[Dataset listings of figures]
--- --- ---

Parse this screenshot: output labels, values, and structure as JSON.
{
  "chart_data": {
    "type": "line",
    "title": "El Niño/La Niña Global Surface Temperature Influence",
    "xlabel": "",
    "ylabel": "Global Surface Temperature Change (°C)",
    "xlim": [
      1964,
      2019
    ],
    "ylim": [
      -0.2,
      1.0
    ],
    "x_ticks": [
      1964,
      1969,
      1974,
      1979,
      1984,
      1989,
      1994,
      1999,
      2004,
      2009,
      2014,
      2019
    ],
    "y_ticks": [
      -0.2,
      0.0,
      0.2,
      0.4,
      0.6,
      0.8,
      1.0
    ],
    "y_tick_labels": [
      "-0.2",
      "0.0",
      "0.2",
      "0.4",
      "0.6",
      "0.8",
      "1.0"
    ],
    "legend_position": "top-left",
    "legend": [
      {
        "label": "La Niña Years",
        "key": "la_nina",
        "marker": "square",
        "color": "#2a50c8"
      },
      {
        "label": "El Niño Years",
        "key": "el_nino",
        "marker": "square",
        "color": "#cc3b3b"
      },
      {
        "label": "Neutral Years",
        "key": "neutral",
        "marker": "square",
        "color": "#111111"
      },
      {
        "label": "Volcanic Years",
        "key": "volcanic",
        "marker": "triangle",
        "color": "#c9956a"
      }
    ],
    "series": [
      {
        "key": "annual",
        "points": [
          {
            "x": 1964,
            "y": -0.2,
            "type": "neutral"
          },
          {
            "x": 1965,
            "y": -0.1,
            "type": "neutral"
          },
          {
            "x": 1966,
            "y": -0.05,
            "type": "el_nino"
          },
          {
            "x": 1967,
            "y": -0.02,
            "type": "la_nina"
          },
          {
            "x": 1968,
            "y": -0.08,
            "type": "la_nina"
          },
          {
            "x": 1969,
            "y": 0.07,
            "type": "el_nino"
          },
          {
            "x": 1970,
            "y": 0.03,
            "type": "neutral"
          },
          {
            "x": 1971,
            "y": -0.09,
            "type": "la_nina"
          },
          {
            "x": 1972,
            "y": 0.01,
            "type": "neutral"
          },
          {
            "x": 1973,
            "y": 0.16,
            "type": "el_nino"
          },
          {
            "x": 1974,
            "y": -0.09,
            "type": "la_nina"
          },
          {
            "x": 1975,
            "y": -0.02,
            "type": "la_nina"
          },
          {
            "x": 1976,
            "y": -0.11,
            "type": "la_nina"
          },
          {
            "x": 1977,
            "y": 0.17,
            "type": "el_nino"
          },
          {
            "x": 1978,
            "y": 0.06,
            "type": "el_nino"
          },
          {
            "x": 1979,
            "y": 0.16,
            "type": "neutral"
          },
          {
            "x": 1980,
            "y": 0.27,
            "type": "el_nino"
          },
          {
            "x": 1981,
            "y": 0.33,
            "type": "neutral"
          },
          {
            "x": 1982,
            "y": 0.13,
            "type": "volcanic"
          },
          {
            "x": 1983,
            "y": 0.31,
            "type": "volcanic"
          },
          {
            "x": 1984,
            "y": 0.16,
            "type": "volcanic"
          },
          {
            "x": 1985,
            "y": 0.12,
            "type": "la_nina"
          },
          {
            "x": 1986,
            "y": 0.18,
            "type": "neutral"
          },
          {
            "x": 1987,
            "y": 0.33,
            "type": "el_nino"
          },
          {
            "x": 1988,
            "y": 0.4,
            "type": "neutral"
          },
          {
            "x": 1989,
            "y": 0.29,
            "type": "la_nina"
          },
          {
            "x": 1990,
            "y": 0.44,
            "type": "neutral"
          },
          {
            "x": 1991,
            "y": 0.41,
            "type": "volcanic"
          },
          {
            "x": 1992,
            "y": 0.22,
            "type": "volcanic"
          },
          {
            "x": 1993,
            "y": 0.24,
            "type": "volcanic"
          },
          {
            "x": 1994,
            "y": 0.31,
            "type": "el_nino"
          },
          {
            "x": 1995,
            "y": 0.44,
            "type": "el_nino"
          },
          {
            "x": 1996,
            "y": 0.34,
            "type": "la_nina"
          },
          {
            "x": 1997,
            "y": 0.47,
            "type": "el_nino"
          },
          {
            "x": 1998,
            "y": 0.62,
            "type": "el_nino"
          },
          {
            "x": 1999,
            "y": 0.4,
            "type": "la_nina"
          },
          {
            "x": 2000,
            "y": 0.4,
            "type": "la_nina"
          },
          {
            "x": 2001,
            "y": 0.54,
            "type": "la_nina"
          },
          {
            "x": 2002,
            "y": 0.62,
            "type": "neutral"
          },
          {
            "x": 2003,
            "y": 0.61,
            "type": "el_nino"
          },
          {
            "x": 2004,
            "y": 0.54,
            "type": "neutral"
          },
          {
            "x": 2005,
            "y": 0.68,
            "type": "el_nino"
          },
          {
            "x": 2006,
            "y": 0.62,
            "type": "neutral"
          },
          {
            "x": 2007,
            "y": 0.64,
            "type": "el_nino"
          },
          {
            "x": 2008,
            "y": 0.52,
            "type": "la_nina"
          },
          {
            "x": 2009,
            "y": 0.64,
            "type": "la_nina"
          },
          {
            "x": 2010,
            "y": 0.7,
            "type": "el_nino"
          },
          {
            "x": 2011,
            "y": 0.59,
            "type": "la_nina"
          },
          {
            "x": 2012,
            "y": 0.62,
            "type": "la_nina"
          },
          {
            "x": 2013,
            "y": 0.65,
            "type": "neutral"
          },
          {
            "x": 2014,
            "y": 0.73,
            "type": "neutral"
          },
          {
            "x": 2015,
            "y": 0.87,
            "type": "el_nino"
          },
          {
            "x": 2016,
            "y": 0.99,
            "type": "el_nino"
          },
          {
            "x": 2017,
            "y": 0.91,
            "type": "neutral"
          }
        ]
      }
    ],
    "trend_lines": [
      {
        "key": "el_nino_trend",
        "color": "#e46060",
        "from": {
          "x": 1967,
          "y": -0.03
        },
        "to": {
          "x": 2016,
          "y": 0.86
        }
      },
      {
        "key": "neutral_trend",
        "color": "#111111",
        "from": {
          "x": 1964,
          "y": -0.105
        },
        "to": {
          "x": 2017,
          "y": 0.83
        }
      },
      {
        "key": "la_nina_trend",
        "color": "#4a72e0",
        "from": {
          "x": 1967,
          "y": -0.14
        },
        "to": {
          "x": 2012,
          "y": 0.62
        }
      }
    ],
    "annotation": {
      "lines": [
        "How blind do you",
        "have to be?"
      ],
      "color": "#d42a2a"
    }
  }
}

--- --- ---

:: Aim of the task ::
Set down all of the records shown above once more, exactly.

:: Problem solution ::
Parse this screenshot: output labels, values, and structure as JSON.
{
  "chart_data": {
    "type": "line",
    "title": "El Niño/La Niña Global Surface Temperature Influence",
    "xlabel": "",
    "ylabel": "Global Surface Temperature Change (°C)",
    "xlim": [
      1964,
      2019
    ],
    "ylim": [
      -0.2,
      1.0
    ],
    "x_ticks": [
      1964,
      1969,
      1974,
      1979,
      1984,
      1989,
      1994,
      1999,
      2004,
      2009,
      2014,
      2019
    ],
    "y_ticks": [
      -0.2,
      0.0,
      0.2,
      0.4,
      0.6,
      0.8,
      1.0
    ],
    "y_tick_labels": [
      "-0.2",
      "0.0",
      "0.2",
      "0.4",
      "0.6",
      "0.8",
      "1.0"
    ],
    "legend_position": "top-left",
    "legend": [
      {
        "label": "La Niña Years",
        "key": "la_nina",
        "marker": "square",
        "color": "#2a50c8"
      },
      {
        "label": "El Niño Years",
        "key": "el_nino",
        "marker": "square",
        "color": "#cc3b3b"
      },
      {
        "label": "Neutral Years",
        "key": "neutral",
        "marker": "square",
        "color": "#111111"
      },
      {
        "label": "Volcanic Years",
        "key": "volcanic",
        "marker": "triangle",
        "color": "#c9956a"
      }
    ],
    "series": [
      {
        "key": "annual",
        "points": [
          {
            "x": 1964,
            "y": -0.2,
            "type": "neutral"
          },
          {
            "x": 1965,
            "y": -0.1,
            "type": "neutral"
          },
          {
            "x": 1966,
            "y": -0.05,
            "type": "el_nino"
          },
          {
            "x": 1967,
            "y": -0.02,
            "type": "la_nina"
          },
          {
            "x": 1968,
            "y": -0.08,
            "type": "la_nina"
          },
          {
            "x": 1969,
            "y": 0.07,
            "type": "el_nino"
          },
          {
            "x": 1970,
            "y": 0.03,
            "type": "neutral"
          },
          {
            "x": 1971,
            "y": -0.09,
            "type": "la_nina"
          },
          {
            "x": 1972,
            "y": 0.01,
            "type": "neutral"
          },
          {
            "x": 1973,
            "y": 0.16,
            "type": "el_nino"
          },
          {
            "x": 1974,
            "y": -0.09,
            "type": "la_nina"
          },
          {
            "x": 1975,
            "y": -0.02,
            "type": "la_nina"
          },
          {
            "x": 1976,
            "y": -0.11,
            "type": "la_nina"
          },
          {
            "x": 1977,
            "y": 0.17,
            "type": "el_nino"
          },
          {
            "x": 1978,
            "y": 0.06,
            "type": "el_nino"
          },
          {
            "x": 1979,
            "y": 0.16,
            "type": "neutral"
          },
          {
            "x": 1980,
            "y": 0.27,
            "type": "el_nino"
          },
          {
            "x": 1981,
            "y": 0.33,
            "type": "neutral"
          },
          {
            "x": 1982,
            "y": 0.13,
            "type": "volcanic"
          },
          {
            "x": 1983,
            "y": 0.31,
            "type": "volcanic"
          },
          {
            "x": 1984,
            "y": 0.16,
            "type": "volcanic"
          },
          {
            "x": 1985,
            "y": 0.12,
            "type": "la_nina"
          },
          {
            "x": 1986,
            "y": 0.18,
            "type": "neutral"
          },
          {
            "x": 1987,
            "y": 0.33,
            "type": "el_nino"
          },
          {
            "x": 1988,
            "y": 0.4,
            "type": "neutral"
          },
          {
            "x": 1989,
            "y": 0.29,
            "type": "la_nina"
          },
          {
            "x": 1990,
            "y": 0.44,
            "type": "neutral"
          },
          {
            "x": 1991,
            "y": 0.41,
            "type": "volcanic"
          },
          {
            "x": 1992,
            "y": 0.22,
            "type": "volcanic"
          },
          {
            "x": 1993,
            "y": 0.24,
            "type": "volcanic"
          },
          {
            "x": 1994,
            "y": 0.31,
            "type": "el_nino"
          },
          {
            "x": 1995,
            "y": 0.44,
            "type": "el_nino"
          },
          {
            "x": 1996,
            "y": 0.34,
            "type": "la_nina"
          },
          {
            "x": 1997,
            "y": 0.47,
            "type": "el_nino"
          },
          {
            "x": 1998,
            "y": 0.62,
            "type": "el_nino"
          },
          {
            "x": 1999,
            "y": 0.4,
            "type": "la_nina"
          },
          {
            "x": 2000,
            "y": 0.4,
            "type": "la_nina"
          },
          {
            "x": 2001,
            "y": 0.54,
            "type": "la_nina"
          },
          {
            "x": 2002,
            "y": 0.62,
            "type": "neutral"
          },
          {
            "x": 2003,
            "y": 0.61,
            "type": "el_nino"
          },
          {
            "x": 2004,
            "y": 0.54,
            "type": "neutral"
          },
          {
            "x": 2005,
            "y": 0.68,
            "type": "el_nino"
          },
          {
            "x": 2006,
            "y": 0.62,
            "type": "neutral"
          },
          {
            "x": 2007,
            "y": 0.64,
            "type": "el_nino"
          },
          {
            "x": 2008,
            "y": 0.52,
            "type": "la_nina"
          },
          {
            "x": 2009,
            "y": 0.64,
            "type": "la_nina"
          },
          {
            "x": 2010,
            "y": 0.7,
            "type": "el_nino"
          },
          {
            "x": 2011,
            "y": 0.59,
            "type": "la_nina"
          },
          {
            "x": 2012,
            "y": 0.62,
            "type": "la_nina"
          },
          {
            "x": 2013,
            "y": 0.65,
            "type": "neutral"
          },
          {
            "x": 2014,
            "y": 0.73,
            "type": "neutral"
          },
          {
            "x": 2015,
            "y": 0.87,
            "type": "el_nino"
          },
          {
            "x": 2016,
            "y": 0.99,
            "type": "el_nino"
          },
          {
            "x": 2017,
            "y": 0.91,
            "type": "neutral"
          }
        ]
      }
    ],
    "trend_lines": [
      {
        "key": "el_nino_trend",
        "color": "#e46060",
        "from": {
          "x": 1967,
          "y": -0.03
        },
        "to": {
          "x": 2016,
          "y": 0.86
        }
      },
      {
        "key": "neutral_trend",
        "color": "#111111",
        "from": {
          "x": 1964,
          "y": -0.105
        },
        "to": {
          "x": 2017,
          "y": 0.83
        }
      },
      {
        "key": "la_nina_trend",
        "color": "#4a72e0",
        "from": {
          "x": 1967,
          "y": -0.14
        },
        "to": {
          "x": 2012,
          "y": 0.62
        }
      }
    ],
    "annotation": {
      "lines": [
        "How blind do you",
        "have to be?"
      ],
      "color": "#d42a2a"
    }
  }
}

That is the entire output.